===== Records for the exercise =====
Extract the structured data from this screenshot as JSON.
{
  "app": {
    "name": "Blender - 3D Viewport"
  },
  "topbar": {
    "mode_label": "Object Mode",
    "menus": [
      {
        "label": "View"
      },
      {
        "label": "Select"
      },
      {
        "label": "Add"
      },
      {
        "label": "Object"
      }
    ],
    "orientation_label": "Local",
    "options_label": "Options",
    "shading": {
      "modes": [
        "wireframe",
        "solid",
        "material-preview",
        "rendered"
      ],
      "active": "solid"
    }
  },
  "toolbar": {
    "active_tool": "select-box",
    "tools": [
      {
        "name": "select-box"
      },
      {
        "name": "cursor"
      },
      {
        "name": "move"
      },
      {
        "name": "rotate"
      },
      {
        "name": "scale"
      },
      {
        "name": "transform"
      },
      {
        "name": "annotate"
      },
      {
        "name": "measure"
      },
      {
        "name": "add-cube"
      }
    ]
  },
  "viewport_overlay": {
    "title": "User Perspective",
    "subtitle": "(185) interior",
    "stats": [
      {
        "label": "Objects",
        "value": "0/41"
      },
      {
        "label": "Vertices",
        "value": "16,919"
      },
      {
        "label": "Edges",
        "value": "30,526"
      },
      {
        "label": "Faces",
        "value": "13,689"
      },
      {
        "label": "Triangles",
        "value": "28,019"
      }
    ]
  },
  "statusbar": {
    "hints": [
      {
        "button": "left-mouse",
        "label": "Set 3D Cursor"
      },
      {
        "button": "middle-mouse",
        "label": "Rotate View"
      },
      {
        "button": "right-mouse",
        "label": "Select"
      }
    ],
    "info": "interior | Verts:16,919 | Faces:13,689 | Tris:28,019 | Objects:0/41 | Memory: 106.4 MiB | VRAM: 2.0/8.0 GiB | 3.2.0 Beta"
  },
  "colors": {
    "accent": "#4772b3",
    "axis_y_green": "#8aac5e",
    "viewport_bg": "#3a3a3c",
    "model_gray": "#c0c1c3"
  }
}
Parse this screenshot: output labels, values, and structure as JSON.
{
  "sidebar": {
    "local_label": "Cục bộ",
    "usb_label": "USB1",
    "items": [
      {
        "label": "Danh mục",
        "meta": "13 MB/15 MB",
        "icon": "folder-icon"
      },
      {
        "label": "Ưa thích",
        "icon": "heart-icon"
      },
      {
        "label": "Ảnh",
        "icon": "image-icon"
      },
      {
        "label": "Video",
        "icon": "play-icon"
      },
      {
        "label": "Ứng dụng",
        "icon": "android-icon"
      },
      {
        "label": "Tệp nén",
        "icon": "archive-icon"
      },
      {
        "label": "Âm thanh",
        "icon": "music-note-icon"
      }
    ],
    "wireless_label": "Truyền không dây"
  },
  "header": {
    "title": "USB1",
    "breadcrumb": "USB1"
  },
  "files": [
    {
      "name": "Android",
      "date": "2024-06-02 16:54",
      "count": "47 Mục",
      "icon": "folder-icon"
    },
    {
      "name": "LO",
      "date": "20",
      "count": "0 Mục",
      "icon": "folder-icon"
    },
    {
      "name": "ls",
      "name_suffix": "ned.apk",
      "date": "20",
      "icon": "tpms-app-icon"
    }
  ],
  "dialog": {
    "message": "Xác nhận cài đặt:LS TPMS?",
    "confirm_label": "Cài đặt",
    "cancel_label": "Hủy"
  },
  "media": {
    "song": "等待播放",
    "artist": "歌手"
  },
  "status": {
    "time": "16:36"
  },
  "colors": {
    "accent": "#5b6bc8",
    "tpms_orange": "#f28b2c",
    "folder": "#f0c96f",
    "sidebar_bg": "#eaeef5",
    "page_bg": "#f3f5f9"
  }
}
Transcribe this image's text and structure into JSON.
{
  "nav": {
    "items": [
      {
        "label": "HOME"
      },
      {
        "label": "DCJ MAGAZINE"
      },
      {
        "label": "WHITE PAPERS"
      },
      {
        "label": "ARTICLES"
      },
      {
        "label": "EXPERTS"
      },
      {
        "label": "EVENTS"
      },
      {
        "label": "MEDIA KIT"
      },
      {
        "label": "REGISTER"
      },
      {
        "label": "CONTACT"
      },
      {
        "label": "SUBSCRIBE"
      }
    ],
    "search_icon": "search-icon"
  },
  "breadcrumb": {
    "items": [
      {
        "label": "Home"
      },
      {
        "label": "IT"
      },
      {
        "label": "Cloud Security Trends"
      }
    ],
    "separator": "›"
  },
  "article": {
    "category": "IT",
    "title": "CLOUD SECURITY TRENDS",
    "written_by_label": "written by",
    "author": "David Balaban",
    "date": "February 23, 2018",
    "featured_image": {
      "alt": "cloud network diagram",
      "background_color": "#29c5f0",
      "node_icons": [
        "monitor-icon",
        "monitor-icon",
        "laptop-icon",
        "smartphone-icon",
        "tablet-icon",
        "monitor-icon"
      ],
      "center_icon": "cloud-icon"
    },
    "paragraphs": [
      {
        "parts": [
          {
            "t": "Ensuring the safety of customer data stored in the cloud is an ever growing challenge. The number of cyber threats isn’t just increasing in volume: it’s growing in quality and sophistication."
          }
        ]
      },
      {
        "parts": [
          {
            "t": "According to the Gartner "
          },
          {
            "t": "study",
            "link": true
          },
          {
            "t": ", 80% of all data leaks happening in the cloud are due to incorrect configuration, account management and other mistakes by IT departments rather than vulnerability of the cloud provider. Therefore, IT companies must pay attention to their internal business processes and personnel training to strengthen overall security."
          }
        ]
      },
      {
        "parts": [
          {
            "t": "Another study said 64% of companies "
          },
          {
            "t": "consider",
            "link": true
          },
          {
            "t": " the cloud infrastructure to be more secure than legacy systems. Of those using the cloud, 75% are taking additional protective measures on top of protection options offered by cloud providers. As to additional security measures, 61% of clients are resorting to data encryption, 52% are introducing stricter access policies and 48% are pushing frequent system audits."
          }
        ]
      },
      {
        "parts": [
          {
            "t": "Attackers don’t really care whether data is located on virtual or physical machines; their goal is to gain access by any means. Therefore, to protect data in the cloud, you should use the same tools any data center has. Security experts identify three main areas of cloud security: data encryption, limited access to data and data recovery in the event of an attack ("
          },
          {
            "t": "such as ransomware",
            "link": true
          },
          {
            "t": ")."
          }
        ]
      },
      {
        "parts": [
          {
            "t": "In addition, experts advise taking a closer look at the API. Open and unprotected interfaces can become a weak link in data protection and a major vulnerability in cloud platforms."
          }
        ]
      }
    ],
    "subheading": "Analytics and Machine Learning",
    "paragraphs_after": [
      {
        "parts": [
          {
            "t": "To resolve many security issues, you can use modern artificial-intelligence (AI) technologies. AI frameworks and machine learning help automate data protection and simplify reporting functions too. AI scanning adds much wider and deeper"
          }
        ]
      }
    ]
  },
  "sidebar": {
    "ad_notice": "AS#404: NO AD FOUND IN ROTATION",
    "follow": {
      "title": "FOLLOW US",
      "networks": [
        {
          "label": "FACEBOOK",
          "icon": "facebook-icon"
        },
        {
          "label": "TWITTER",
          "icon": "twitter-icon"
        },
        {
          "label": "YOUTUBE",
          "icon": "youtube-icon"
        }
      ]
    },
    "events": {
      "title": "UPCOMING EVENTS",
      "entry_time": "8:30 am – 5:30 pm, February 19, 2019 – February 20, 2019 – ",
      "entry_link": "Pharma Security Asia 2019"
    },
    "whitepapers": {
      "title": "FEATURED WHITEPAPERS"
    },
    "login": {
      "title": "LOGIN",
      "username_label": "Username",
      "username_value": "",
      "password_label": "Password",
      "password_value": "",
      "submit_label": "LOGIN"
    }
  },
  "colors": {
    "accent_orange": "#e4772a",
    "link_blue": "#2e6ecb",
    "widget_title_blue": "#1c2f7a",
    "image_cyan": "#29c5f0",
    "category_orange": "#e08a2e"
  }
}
=====
- **Direction**
Your task is to repeat every entry exactly.

- **Problem solution**
Extract the structured data from this screenshot as JSON.
{
  "app": {
    "name": "Blender - 3D Viewport"
  },
  "topbar": {
    "mode_label": "Object Mode",
    "menus": [
      {
        "label": "View"
      },
      {
        "label": "Select"
      },
      {
        "label": "Add"
      },
      {
        "label": "Object"
      }
    ],
    "orientation_label": "Local",
    "options_label": "Options",
    "shading": {
      "modes": [
        "wireframe",
        "solid",
        "material-preview",
        "rendered"
      ],
      "active": "solid"
    }
  },
  "toolbar": {
    "active_tool": "select-box",
    "tools": [
      {
        "name": "select-box"
      },
      {
        "name": "cursor"
      },
      {
        "name": "move"
      },
      {
        "name": "rotate"
      },
      {
        "name": "scale"
      },
      {
        "name": "transform"
      },
      {
        "name": "annotate"
      },
      {
        "name": "measure"
      },
      {
        "name": "add-cube"
      }
    ]
  },
  "viewport_overlay": {
    "title": "User Perspective",
    "subtitle": "(185) interior",
    "stats": [
      {
        "label": "Objects",
        "value": "0/41"
      },
      {
        "label": "Vertices",
        "value": "16,919"
      },
      {
        "label": "Edges",
        "value": "30,526"
      },
      {
        "label": "Faces",
        "value": "13,689"
      },
      {
        "label": "Triangles",
        "value": "28,019"
      }
    ]
  },
  "statusbar": {
    "hints": [
      {
        "button": "left-mouse",
        "label": "Set 3D Cursor"
      },
      {
        "button": "middle-mouse",
        "label": "Rotate View"
      },
      {
        "button": "right-mouse",
        "label": "Select"
      }
    ],
    "info": "interior | Verts:16,919 | Faces:13,689 | Tris:28,019 | Objects:0/41 | Memory: 106.4 MiB | VRAM: 2.0/8.0 GiB | 3.2.0 Beta"
  },
  "colors": {
    "accent": "#4772b3",
    "axis_y_green": "#8aac5e",
    "viewport_bg": "#3a3a3c",
    "model_gray": "#c0c1c3"
  }
}
Parse this screenshot: output labels, values, and structure as JSON.
{
  "sidebar": {
    "local_label": "Cục bộ",
    "usb_label": "USB1",
    "items": [
      {
        "label": "Danh mục",
        "meta": "13 MB/15 MB",
        "icon": "folder-icon"
      },
      {
        "label": "Ưa thích",
        "icon": "heart-icon"
      },
      {
        "label": "Ảnh",
        "icon": "image-icon"
      },
      {
        "label": "Video",
        "icon": "play-icon"
      },
      {
        "label": "Ứng dụng",
        "icon": "android-icon"
      },
      {
        "label": "Tệp nén",
        "icon": "archive-icon"
      },
      {
        "label": "Âm thanh",
        "icon": "music-note-icon"
      }
    ],
    "wireless_label": "Truyền không dây"
  },
  "header": {
    "title": "USB1",
    "breadcrumb": "USB1"
  },
  "files": [
    {
      "name": "Android",
      "date": "2024-06-02 16:54",
      "count": "47 Mục",
      "icon": "folder-icon"
    },
    {
      "name": "LO",
      "date": "20",
      "count": "0 Mục",
      "icon": "folder-icon"
    },
    {
      "name": "ls",
      "name_suffix": "ned.apk",
      "date": "20",
      "icon": "tpms-app-icon"
    }
  ],
  "dialog": {
    "message": "Xác nhận cài đặt:LS TPMS?",
    "confirm_label": "Cài đặt",
    "cancel_label": "Hủy"
  },
  "media": {
    "song": "等待播放",
    "artist": "歌手"
  },
  "status": {
    "time": "16:36"
  },
  "colors": {
    "accent": "#5b6bc8",
    "tpms_orange": "#f28b2c",
    "folder": "#f0c96f",
    "sidebar_bg": "#eaeef5",
    "page_bg": "#f3f5f9"
  }
}
Transcribe this image's text and structure into JSON.
{
  "nav": {
    "items": [
      {
        "label": "HOME"
      },
      {
        "label": "DCJ MAGAZINE"
      },
      {
        "label": "WHITE PAPERS"
      },
      {
        "label": "ARTICLES"
      },
      {
        "label": "EXPERTS"
      },
      {
        "label": "EVENTS"
      },
      {
        "label": "MEDIA KIT"
      },
      {
        "label": "REGISTER"
      },
      {
        "label": "CONTACT"
      },
      {
        "label": "SUBSCRIBE"
      }
    ],
    "search_icon": "search-icon"
  },
  "breadcrumb": {
    "items": [
      {
        "label": "Home"
      },
      {
        "label": "IT"
      },
      {
        "label": "Cloud Security Trends"
      }
    ],
    "separator": "›"
  },
  "article": {
    "category": "IT",
    "title": "CLOUD SECURITY TRENDS",
    "written_by_label": "written by",
    "author": "David Balaban",
    "date": "February 23, 2018",
    "featured_image": {
      "alt": "cloud network diagram",
      "background_color": "#29c5f0",
      "node_icons": [
        "monitor-icon",
        "monitor-icon",
        "laptop-icon",
        "smartphone-icon",
        "tablet-icon",
        "monitor-icon"
      ],
      "center_icon": "cloud-icon"
    },
    "paragraphs": [
      {
        "parts": [
          {
            "t": "Ensuring the safety of customer data stored in the cloud is an ever growing challenge. The number of cyber threats isn’t just increasing in volume: it’s growing in quality and sophistication."
          }
        ]
      },
      {
        "parts": [
          {
            "t": "According to the Gartner "
          },
          {
            "t": "study",
            "link": true
          },
          {
            "t": ", 80% of all data leaks happening in the cloud are due to incorrect configuration, account management and other mistakes by IT departments rather than vulnerability of the cloud provider. Therefore, IT companies must pay attention to their internal business processes and personnel training to strengthen overall security."
          }
        ]
      },
      {
        "parts": [
          {
            "t": "Another study said 64% of companies "
          },
          {
            "t": "consider",
            "link": true
          },
          {
            "t": " the cloud infrastructure to be more secure than legacy systems. Of those using the cloud, 75% are taking additional protective measures on top of protection options offered by cloud providers. As to additional security measures, 61% of clients are resorting to data encryption, 52% are introducing stricter access policies and 48% are pushing frequent system audits."
          }
        ]
      },
      {
        "parts": [
          {
            "t": "Attackers don’t really care whether data is located on virtual or physical machines; their goal is to gain access by any means. Therefore, to protect data in the cloud, you should use the same tools any data center has. Security experts identify three main areas of cloud security: data encryption, limited access to data and data recovery in the event of an attack ("
          },
          {
            "t": "such as ransomware",
            "link": true
          },
          {
            "t": ")."
          }
        ]
      },
      {
        "parts": [
          {
            "t": "In addition, experts advise taking a closer look at the API. Open and unprotected interfaces can become a weak link in data protection and a major vulnerability in cloud platforms."
          }
        ]
      }
    ],
    "subheading": "Analytics and Machine Learning",
    "paragraphs_after": [
      {
        "parts": [
          {
            "t": "To resolve many security issues, you can use modern artificial-intelligence (AI) technologies. AI frameworks and machine learning help automate data protection and simplify reporting functions too. AI scanning adds much wider and deeper"
          }
        ]
      }
    ]
  },
  "sidebar": {
    "ad_notice": "AS#404: NO AD FOUND IN ROTATION",
    "follow": {
      "title": "FOLLOW US",
      "networks": [
        {
          "label": "FACEBOOK",
          "icon": "facebook-icon"
        },
        {
          "label": "TWITTER",
          "icon": "twitter-icon"
        },
        {
          "label": "YOUTUBE",
          "icon": "youtube-icon"
        }
      ]
    },
    "events": {
      "title": "UPCOMING EVENTS",
      "entry_time": "8:30 am – 5:30 pm, February 19, 2019 – February 20, 2019 – ",
      "entry_link": "Pharma Security Asia 2019"
    },
    "whitepapers": {
      "title": "FEATURED WHITEPAPERS"
    },
    "login": {
      "title": "LOGIN",
      "username_label": "Username",
      "username_value": "",
      "password_label": "Password",
      "password_value": "",
      "submit_label": "LOGIN"
    }
  },
  "colors": {
    "accent_orange": "#e4772a",
    "link_blue": "#2e6ecb",
    "widget_title_blue": "#1c2f7a",
    "image_cyan": "#29c5f0",
    "category_orange": "#e08a2e"
  }
}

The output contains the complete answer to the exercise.